* [Given instruction] In the listing below, locate the lines bearing the word "Taux". Copy every one of them.

Records excerpted from a collection:
^^^^^^^^^^^^^^^^

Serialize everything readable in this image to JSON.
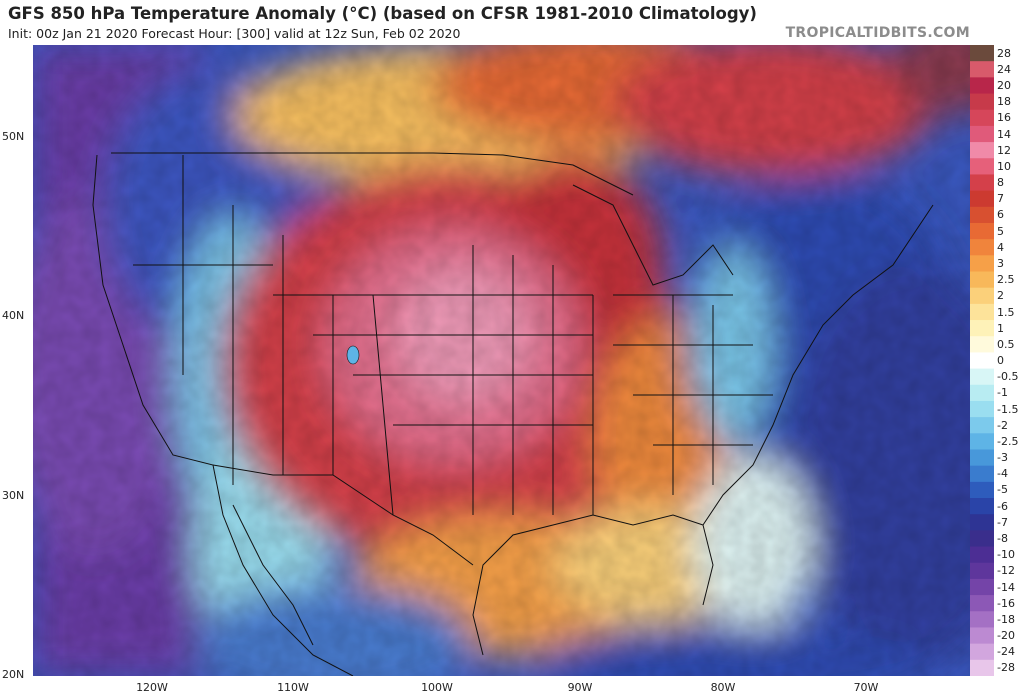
{
  "header": {
    "title": "GFS 850 hPa Temperature Anomaly (°C) (based on CFSR 1981-2010 Climatology)",
    "subtitle": "Init: 00z Jan 21 2020   Forecast Hour: [300]   valid at 12z Sun, Feb 02 2020",
    "watermark": "TROPICALTIDBITS.COM"
  },
  "map": {
    "lat_labels": [
      "50N",
      "40N",
      "30N",
      "20N"
    ],
    "lon_labels": [
      "120W",
      "110W",
      "100W",
      "90W",
      "80W",
      "70W"
    ]
  },
  "colorbar": {
    "levels": [
      "28",
      "24",
      "20",
      "18",
      "16",
      "14",
      "12",
      "10",
      "8",
      "7",
      "6",
      "5",
      "4",
      "3",
      "2.5",
      "2",
      "1.5",
      "1",
      "0.5",
      "0",
      "-0.5",
      "-1",
      "-1.5",
      "-2",
      "-2.5",
      "-3",
      "-4",
      "-5",
      "-6",
      "-7",
      "-8",
      "-10",
      "-12",
      "-14",
      "-16",
      "-18",
      "-20",
      "-24",
      "-28"
    ],
    "colors": [
      "#6b4a3c",
      "#d85a6b",
      "#b8264a",
      "#c73a4a",
      "#d6465a",
      "#e05a7a",
      "#f08aa8",
      "#e6607a",
      "#d4404a",
      "#cc3a30",
      "#d85030",
      "#e86a34",
      "#f0843c",
      "#f6a048",
      "#f8b85a",
      "#fbd07a",
      "#fde39a",
      "#fef2b8",
      "#fffadc",
      "#ffffff",
      "#d8f6f6",
      "#b8ecf2",
      "#9adef0",
      "#7ccaec",
      "#5eb4e6",
      "#4898da",
      "#3a7cce",
      "#2e5cbc",
      "#2a44a8",
      "#2e3494",
      "#3a2e8c",
      "#4c2e94",
      "#5e369c",
      "#7444a8",
      "#8c58b6",
      "#a470c4",
      "#bc8ad2",
      "#d2a6de",
      "#e8c6ea"
    ]
  }
}
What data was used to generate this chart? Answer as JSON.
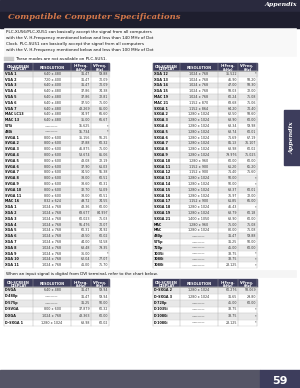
{
  "title": "Compatible Computer Specifications",
  "appendix_header": "Appendix",
  "page_number": "59",
  "description1": "PLC-XU56/PLC-XU51 can basically accept the signal from all computers with the V, H-Frequency mentioned below and less than 140 MHz of Dot Clock.  PLC-SU51 can basically accept the signal from all computers with the V, H-Frequency mentioned below and less than 100 MHz of Dot Clock.",
  "note": "These modes are not available on PLC-SU51.",
  "dvi_note": "When an input signal is digital from DVI terminal, refer to the chart below.",
  "main_table_headers": [
    "ON-SCREEN\nDISPLAY",
    "RESOLUTION",
    "H-Freq.\n(kHz)",
    "V-Freq.\n(Hz)"
  ],
  "main_table_left": [
    [
      "VGA 1",
      "640 x 480",
      "31.47",
      "59.88"
    ],
    [
      "VGA 2",
      "720 x 400",
      "31.47",
      "70.09"
    ],
    [
      "VGA 3",
      "640 x 400",
      "31.47",
      "70.09"
    ],
    [
      "VGA 4",
      "640 x 480",
      "37.86",
      "74.38"
    ],
    [
      "VGA 5",
      "640 x 480",
      "37.86",
      "72.81"
    ],
    [
      "VGA 6",
      "640 x 480",
      "37.50",
      "75.00"
    ],
    [
      "VGA 7",
      "640 x 480",
      "43.269",
      "85.00"
    ],
    [
      "MAC LC13",
      "640 x 480",
      "34.97",
      "66.60"
    ],
    [
      "MAC 13",
      "640 x 480",
      "35.00",
      "66.67"
    ],
    [
      "575i",
      "————",
      "15.625",
      "*"
    ],
    [
      "480i",
      "————",
      "15.734",
      "*"
    ],
    [
      "SVGA 1",
      "800 x 600",
      "35.156",
      "56.25"
    ],
    [
      "SVGA 2",
      "800 x 600",
      "37.88",
      "60.32"
    ],
    [
      "SVGA 3",
      "800 x 600",
      "46.875",
      "75.00"
    ],
    [
      "SVGA 4",
      "800 x 600",
      "53.674",
      "85.06"
    ],
    [
      "SVGA 5",
      "800 x 600",
      "48.08",
      "72.19"
    ],
    [
      "SVGA 6",
      "800 x 600",
      "37.90",
      "61.03"
    ],
    [
      "SVGA 7",
      "800 x 600",
      "34.50",
      "55.38"
    ],
    [
      "SVGA 8",
      "800 x 600",
      "38.00",
      "60.51"
    ],
    [
      "SVGA 9",
      "800 x 600",
      "38.60",
      "60.31"
    ],
    [
      "SVGA 10",
      "800 x 600",
      "32.70",
      "51.09"
    ],
    [
      "SVGA 11",
      "800 x 600",
      "38.00",
      "60.51"
    ],
    [
      "MAC 16",
      "832 x 624",
      "49.72",
      "74.55"
    ],
    [
      "XGA 1",
      "1024 x 768",
      "48.36",
      "60.00"
    ],
    [
      "XGA 2",
      "1024 x 768",
      "68.677",
      "84.997"
    ],
    [
      "XGA 3",
      "1024 x 768",
      "60.023",
      "75.03"
    ],
    [
      "XGA 4",
      "1024 x 768",
      "56.476",
      "70.07"
    ],
    [
      "XGA 5",
      "1024 x 768",
      "60.31",
      "74.92"
    ],
    [
      "XGA 6",
      "1024 x 768",
      "48.50",
      "60.02"
    ],
    [
      "XGA 7",
      "1024 x 768",
      "44.00",
      "54.58"
    ],
    [
      "XGA 8",
      "1024 x 768",
      "63.48",
      "79.35"
    ],
    [
      "XGA 9",
      "1024 x 768",
      "36.00",
      "*"
    ],
    [
      "XGA 10",
      "1024 x 768",
      "62.04",
      "77.07"
    ],
    [
      "XGA 11",
      "1024 x 768",
      "41.00",
      "75.70"
    ]
  ],
  "main_table_right": [
    [
      "XGA 12",
      "1024 x 768",
      "35.522",
      "*"
    ],
    [
      "XGA 13",
      "1024 x 768",
      "46.90",
      "58.20"
    ],
    [
      "XGA 14",
      "1024 x 768",
      "47.00",
      "58.30"
    ],
    [
      "XGA 15",
      "1024 x 768",
      "58.03",
      "72.00"
    ],
    [
      "MAC 19",
      "1024 x 768",
      "60.24",
      "75.08"
    ],
    [
      "MAC 21",
      "1152 x 870",
      "68.68",
      "75.06"
    ],
    [
      "SXGA 1",
      "1152 x 864",
      "64.20",
      "70.40"
    ],
    [
      "SXGA 2",
      "1280 x 1024",
      "62.50",
      "58.60"
    ],
    [
      "SXGA 3",
      "1280 x 1024",
      "63.90",
      "60.00"
    ],
    [
      "SXGA 4",
      "1280 x 1024",
      "63.34",
      "59.98"
    ],
    [
      "SXGA 5",
      "1280 x 1024",
      "63.74",
      "60.01"
    ],
    [
      "SXGA 6",
      "1280 x 1024",
      "71.69",
      "67.19"
    ],
    [
      "SXGA 7",
      "1280 x 1024",
      "81.13",
      "76.107"
    ],
    [
      "SXGA 8",
      "1280 x 1024",
      "63.98",
      "60.02"
    ],
    [
      "SXGA 9",
      "1280 x 1024",
      "79.976",
      "75.025"
    ],
    [
      "SXGA 10",
      "1280 x 960",
      "60.00",
      "60.00"
    ],
    [
      "SXGA 11",
      "1152 x 900",
      "61.20",
      "65.20"
    ],
    [
      "SXGA 12",
      "1152 x 900",
      "71.40",
      "75.60"
    ],
    [
      "SXGA 13",
      "1280 x 1024",
      "50.00",
      "*"
    ],
    [
      "SXGA 14",
      "1280 x 1024",
      "50.00",
      "*"
    ],
    [
      "SXGA 15",
      "1280 x 1024",
      "63.37",
      "60.01"
    ],
    [
      "SXGA 16",
      "1280 x 1024",
      "76.97",
      "72.00"
    ],
    [
      "SXGA 17",
      "1152 x 900",
      "61.85",
      "66.00"
    ],
    [
      "SXGA 18",
      "1280 x 1024",
      "46.43",
      "*"
    ],
    [
      "SXGA 19",
      "1280 x 1024",
      "63.79",
      "60.18"
    ],
    [
      "SXGA 21",
      "1400 x 1050",
      "63.90",
      "60.00"
    ],
    [
      "MAC",
      "1280 x 960",
      "75.00",
      "75.08"
    ],
    [
      "MAC",
      "1280 x 1024",
      "80.00",
      "75.08"
    ],
    [
      "480p",
      "————",
      "31.47",
      "59.88"
    ],
    [
      "575p",
      "————",
      "31.25",
      "50.00"
    ],
    [
      "720p",
      "————",
      "45.00",
      "60.00"
    ],
    [
      "1035i",
      "————",
      "33.75",
      "*"
    ],
    [
      "1080i",
      "————",
      "33.75",
      "*"
    ],
    [
      "1080i",
      "————",
      "28.125",
      "*"
    ]
  ],
  "dvi_table_left": [
    [
      "D-VGA",
      "640 x 480",
      "31.47",
      "59.94"
    ],
    [
      "D-480p",
      "————",
      "31.47",
      "59.94"
    ],
    [
      "D-575p",
      "————",
      "31.25",
      "50.00"
    ],
    [
      "D-SVGA",
      "800 x 600",
      "37.879",
      "60.32"
    ],
    [
      "D-XGA",
      "1024 x 768",
      "43.363",
      "60.00"
    ],
    [
      "D-SXGA 1",
      "1280 x 1024",
      "63.98",
      "60.02"
    ]
  ],
  "dvi_table_right": [
    [
      "D-SXGA 2",
      "1280 x 1024",
      "60.276",
      "58.069"
    ],
    [
      "D-SXGA 3",
      "1280 x 1024",
      "31.65",
      "29.80"
    ],
    [
      "D-720p",
      "————",
      "45.00",
      "60.00"
    ],
    [
      "D-1035i",
      "————",
      "33.75",
      "*"
    ],
    [
      "D-1080i",
      "————",
      "33.75",
      "*"
    ],
    [
      "D-1080i",
      "————",
      "28.125",
      "*"
    ]
  ],
  "bg_color": "#ffffff",
  "dark_header_color": "#1a1a2e",
  "orange_title_color": "#c8601a",
  "header_bg": "#3d3d5c",
  "header_text": "#ffffff",
  "shaded_row_color": "#e8e8e8",
  "side_tab_color": "#3d3d5c",
  "bottom_bar_color": "#444466",
  "page_num_color": "#ffffff"
}
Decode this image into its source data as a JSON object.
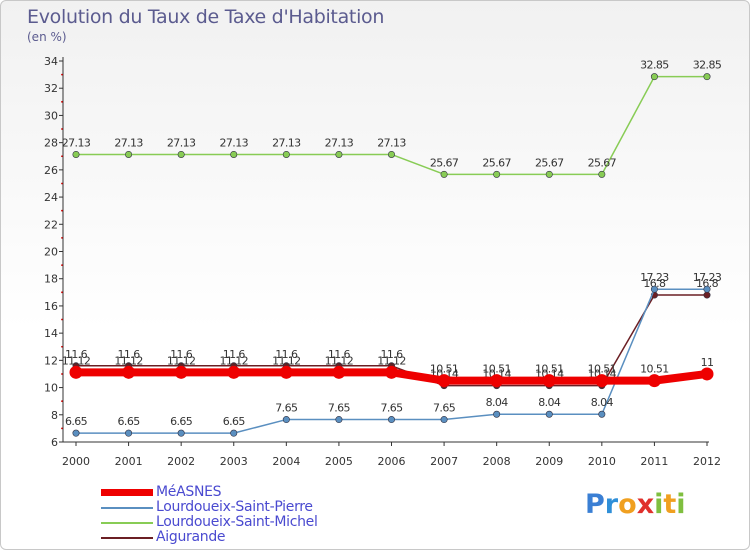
{
  "title": "Evolution du Taux de Taxe d'Habitation",
  "unit": "(en %)",
  "logo": {
    "letters": [
      "P",
      "r",
      "o",
      "x",
      "i",
      "t",
      "i"
    ],
    "colors": [
      "#3a7fd4",
      "#2f8fd8",
      "#f0a020",
      "#e0302c",
      "#7fbf3f",
      "#f0a020",
      "#7fbf3f"
    ]
  },
  "chart_data": {
    "type": "line",
    "title": "Evolution du Taux de Taxe d'Habitation",
    "ylabel": "(en %)",
    "xlabel": "",
    "ylim": [
      6,
      34
    ],
    "yticks": [
      6,
      8,
      10,
      12,
      14,
      16,
      18,
      20,
      22,
      24,
      26,
      28,
      30,
      32,
      34
    ],
    "categories": [
      "2000",
      "2001",
      "2002",
      "2003",
      "2004",
      "2005",
      "2006",
      "2007",
      "2008",
      "2009",
      "2010",
      "2011",
      "2012"
    ],
    "series": [
      {
        "name": "Aigurande",
        "color": "#6b1f24",
        "values": [
          11.6,
          11.6,
          11.6,
          11.6,
          11.6,
          11.6,
          11.6,
          10.14,
          10.14,
          10.14,
          10.14,
          16.8,
          16.8
        ],
        "labels": [
          "11.6",
          "11.6",
          "11.6",
          "11.6",
          "11.6",
          "11.6",
          "11.6",
          "10.14",
          "10.14",
          "10.14",
          "10.14",
          "16.8",
          "16.8"
        ]
      },
      {
        "name": "Lourdoueix-Saint-Michel",
        "color": "#88cc55",
        "values": [
          27.13,
          27.13,
          27.13,
          27.13,
          27.13,
          27.13,
          27.13,
          25.67,
          25.67,
          25.67,
          25.67,
          32.85,
          32.85
        ],
        "labels": [
          "27.13",
          "27.13",
          "27.13",
          "27.13",
          "27.13",
          "27.13",
          "27.13",
          "25.67",
          "25.67",
          "25.67",
          "25.67",
          "32.85",
          "32.85"
        ]
      },
      {
        "name": "Lourdoueix-Saint-Pierre",
        "color": "#5a8fc0",
        "values": [
          6.65,
          6.65,
          6.65,
          6.65,
          7.65,
          7.65,
          7.65,
          7.65,
          8.04,
          8.04,
          8.04,
          17.23,
          17.23
        ],
        "labels": [
          "6.65",
          "6.65",
          "6.65",
          "6.65",
          "7.65",
          "7.65",
          "7.65",
          "7.65",
          "8.04",
          "8.04",
          "8.04",
          "17.23",
          "17.23"
        ]
      },
      {
        "name": "MéASNES",
        "color": "#ee0000",
        "values": [
          11.12,
          11.12,
          11.12,
          11.12,
          11.12,
          11.12,
          11.12,
          10.51,
          10.51,
          10.51,
          10.51,
          10.51,
          11
        ],
        "labels": [
          "11.12",
          "11.12",
          "11.12",
          "11.12",
          "11.12",
          "11.12",
          "11.12",
          "10.51",
          "10.51",
          "10.51",
          "10.51",
          "10.51",
          "11"
        ]
      }
    ],
    "legend": [
      "MéASNES",
      "Lourdoueix-Saint-Pierre",
      "Lourdoueix-Saint-Michel",
      "Aigurande"
    ],
    "legend_position": "bottom-left",
    "grid": false
  }
}
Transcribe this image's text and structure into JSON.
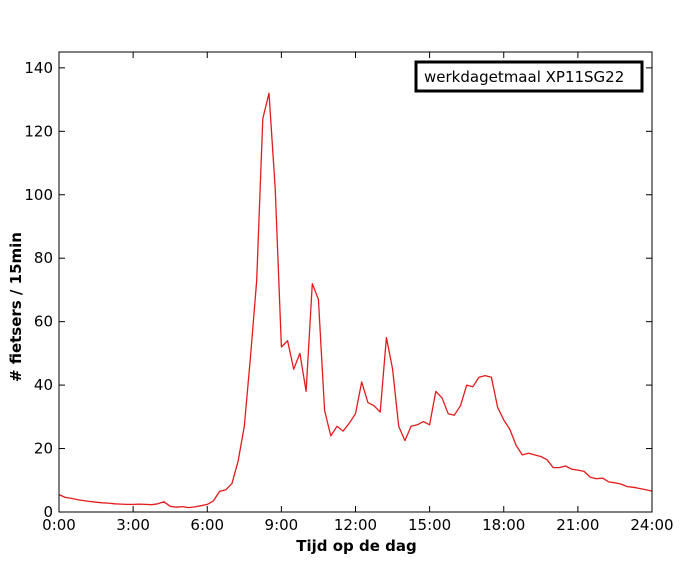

^^^^^^^^^^^^^^^^

* [Solution]
  "title": "Evolution du Taux de Taxe d'Habitation",
    "title": "Evolution du Taux de Taxe d'Habitation",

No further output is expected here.